### Exercise 1
From the Risk and Compliance Lead posting below, list every industry the company is described as serving.
### Exercise 2
Extract the part of the Risk and Compliance Lead posting between "About the Company" and "and agriculture industries.", inclusive.
--- Passage to read Enclosed Below ---
Risk and Compliance Lead

Responsibilities

• Own and mature the security GRC program, including policy lifecycle management and risk register maintenance
• Conduct comprehensive enterprise and product-level risk assessments to identify and track risks
• Lead and manage compliance efforts for SOC 2, ISO 27001, ISO 9001, TISAX, and federal/defense requirements
• Drive the Third Party Risk Management (TPRM) program, including vendor assessments and contract security reviews
• Build and maintain GRC program infrastructure, including compliance tooling and executive-level reporting
• Partner with Legal, Engineering, IT, and Operations to embed compliance requirements into business processes
• Support customer-facing security assurance activities such as questionnaires and audits

Requirements

• 6+ years of experience in security GRC, risk management, or compliance program ownership
• Hands-on experience running Enterprise Risk Assessments and managing risk registers
• Deep experience managing SOC 2, ISO 27001, and TISAX audits end-to-end
• Proven experience running Third Party Risk Management programs
• Proficiency with GRC tooling such as Vanta, Drata, OneTrust, or similar platforms
• Strong communication skills with the ability to present risk posture to executive leadership

Preferred Qualifications

• Experience with automotive security and safety compliance frameworks (e.g., ISO 21434, ISO 26262)
• Relevant professional certifications such as CISSP

About the Company

Applied Intuition is powering the future of physical AI. Founded in 2017, the company is creating the digital infrastructure needed to bring intelligence to every moving machine on the planet, servicing the automotive, defense, trucking, construction, mining, and agriculture industries.
--- End of Enclosed Passage to read ---
--- Entries shown Enclosed Below ---
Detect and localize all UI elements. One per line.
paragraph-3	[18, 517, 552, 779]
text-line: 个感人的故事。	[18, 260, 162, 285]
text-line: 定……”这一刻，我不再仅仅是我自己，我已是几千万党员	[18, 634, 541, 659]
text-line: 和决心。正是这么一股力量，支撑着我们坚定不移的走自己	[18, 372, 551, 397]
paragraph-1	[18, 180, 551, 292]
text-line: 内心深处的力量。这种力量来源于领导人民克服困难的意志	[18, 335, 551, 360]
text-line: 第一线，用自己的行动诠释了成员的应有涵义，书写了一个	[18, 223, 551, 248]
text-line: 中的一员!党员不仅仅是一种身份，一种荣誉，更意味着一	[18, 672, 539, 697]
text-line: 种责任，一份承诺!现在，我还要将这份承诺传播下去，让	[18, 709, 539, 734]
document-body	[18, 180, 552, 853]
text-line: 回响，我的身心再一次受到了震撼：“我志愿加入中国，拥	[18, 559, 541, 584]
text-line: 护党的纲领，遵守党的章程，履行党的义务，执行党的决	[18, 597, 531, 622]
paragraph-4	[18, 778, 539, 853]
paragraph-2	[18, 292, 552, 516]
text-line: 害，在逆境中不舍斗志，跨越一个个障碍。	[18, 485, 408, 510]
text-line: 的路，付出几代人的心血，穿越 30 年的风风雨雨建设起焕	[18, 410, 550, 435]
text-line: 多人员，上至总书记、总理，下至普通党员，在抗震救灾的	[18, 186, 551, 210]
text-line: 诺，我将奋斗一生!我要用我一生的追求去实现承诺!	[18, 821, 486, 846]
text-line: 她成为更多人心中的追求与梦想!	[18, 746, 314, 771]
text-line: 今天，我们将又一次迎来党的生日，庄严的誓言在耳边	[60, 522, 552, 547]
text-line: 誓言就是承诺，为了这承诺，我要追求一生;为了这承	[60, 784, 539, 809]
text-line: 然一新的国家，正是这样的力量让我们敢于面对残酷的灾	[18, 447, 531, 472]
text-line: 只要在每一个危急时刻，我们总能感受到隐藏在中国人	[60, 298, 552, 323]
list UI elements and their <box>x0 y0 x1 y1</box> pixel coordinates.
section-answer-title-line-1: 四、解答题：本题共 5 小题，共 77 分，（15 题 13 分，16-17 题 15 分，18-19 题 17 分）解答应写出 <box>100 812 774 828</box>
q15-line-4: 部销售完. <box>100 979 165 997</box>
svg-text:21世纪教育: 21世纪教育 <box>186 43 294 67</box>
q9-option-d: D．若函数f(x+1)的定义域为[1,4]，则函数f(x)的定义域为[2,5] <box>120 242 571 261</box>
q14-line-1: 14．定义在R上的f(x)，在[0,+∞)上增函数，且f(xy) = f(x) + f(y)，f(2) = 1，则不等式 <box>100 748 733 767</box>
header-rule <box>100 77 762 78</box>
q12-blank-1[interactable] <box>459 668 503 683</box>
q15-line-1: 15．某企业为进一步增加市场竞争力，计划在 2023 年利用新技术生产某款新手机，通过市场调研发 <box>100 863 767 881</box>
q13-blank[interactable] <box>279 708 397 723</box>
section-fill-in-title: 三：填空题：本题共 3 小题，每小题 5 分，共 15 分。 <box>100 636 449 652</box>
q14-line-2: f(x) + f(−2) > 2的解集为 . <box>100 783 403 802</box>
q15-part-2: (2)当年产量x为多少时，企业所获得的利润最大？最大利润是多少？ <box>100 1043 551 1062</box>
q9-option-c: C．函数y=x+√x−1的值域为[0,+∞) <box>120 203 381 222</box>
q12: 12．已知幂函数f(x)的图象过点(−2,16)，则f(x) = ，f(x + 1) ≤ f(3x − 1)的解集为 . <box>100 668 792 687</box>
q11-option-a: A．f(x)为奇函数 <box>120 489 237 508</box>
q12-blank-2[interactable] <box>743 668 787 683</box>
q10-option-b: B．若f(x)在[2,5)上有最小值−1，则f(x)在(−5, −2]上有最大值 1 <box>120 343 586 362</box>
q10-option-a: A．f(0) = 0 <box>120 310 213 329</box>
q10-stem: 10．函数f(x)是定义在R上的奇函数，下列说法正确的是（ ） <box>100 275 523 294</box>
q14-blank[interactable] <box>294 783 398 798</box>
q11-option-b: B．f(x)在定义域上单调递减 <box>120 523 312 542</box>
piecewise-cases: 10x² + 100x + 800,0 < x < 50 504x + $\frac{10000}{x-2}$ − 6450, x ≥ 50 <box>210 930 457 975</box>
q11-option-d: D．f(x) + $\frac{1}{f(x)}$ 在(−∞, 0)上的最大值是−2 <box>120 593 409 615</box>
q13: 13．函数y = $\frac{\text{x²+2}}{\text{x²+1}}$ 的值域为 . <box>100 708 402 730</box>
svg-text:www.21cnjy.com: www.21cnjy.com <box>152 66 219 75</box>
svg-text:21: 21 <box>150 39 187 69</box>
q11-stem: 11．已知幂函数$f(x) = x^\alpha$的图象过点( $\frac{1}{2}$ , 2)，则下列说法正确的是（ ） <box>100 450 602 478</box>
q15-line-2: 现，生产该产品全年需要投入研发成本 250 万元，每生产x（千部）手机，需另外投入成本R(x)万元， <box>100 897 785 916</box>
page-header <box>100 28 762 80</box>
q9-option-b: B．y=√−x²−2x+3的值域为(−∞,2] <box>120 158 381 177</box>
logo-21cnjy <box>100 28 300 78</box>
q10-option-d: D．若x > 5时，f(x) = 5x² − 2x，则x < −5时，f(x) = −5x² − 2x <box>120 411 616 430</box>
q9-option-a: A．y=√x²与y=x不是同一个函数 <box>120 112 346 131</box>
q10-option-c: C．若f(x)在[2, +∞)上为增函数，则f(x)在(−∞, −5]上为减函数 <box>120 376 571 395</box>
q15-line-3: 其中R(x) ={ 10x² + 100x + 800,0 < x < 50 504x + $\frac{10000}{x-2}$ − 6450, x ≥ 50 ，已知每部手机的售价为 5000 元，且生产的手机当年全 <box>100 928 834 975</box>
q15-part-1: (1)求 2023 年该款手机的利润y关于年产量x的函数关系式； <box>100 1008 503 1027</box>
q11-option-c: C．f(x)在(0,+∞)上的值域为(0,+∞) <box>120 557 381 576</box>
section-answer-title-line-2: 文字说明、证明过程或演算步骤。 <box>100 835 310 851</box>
--- End of Enclosed Entries shown ---
### Your solution 1
Automotive, defense, trucking, construction, mining, agriculture

### Your solution 2
About the Company

Applied Intuition is powering the future of physical AI. Founded in 2017, the company is creating the digital infrastructure needed to bring intelligence to every moving machine on the planet, servicing the automotive, defense, trucking, construction, mining, and agriculture industries.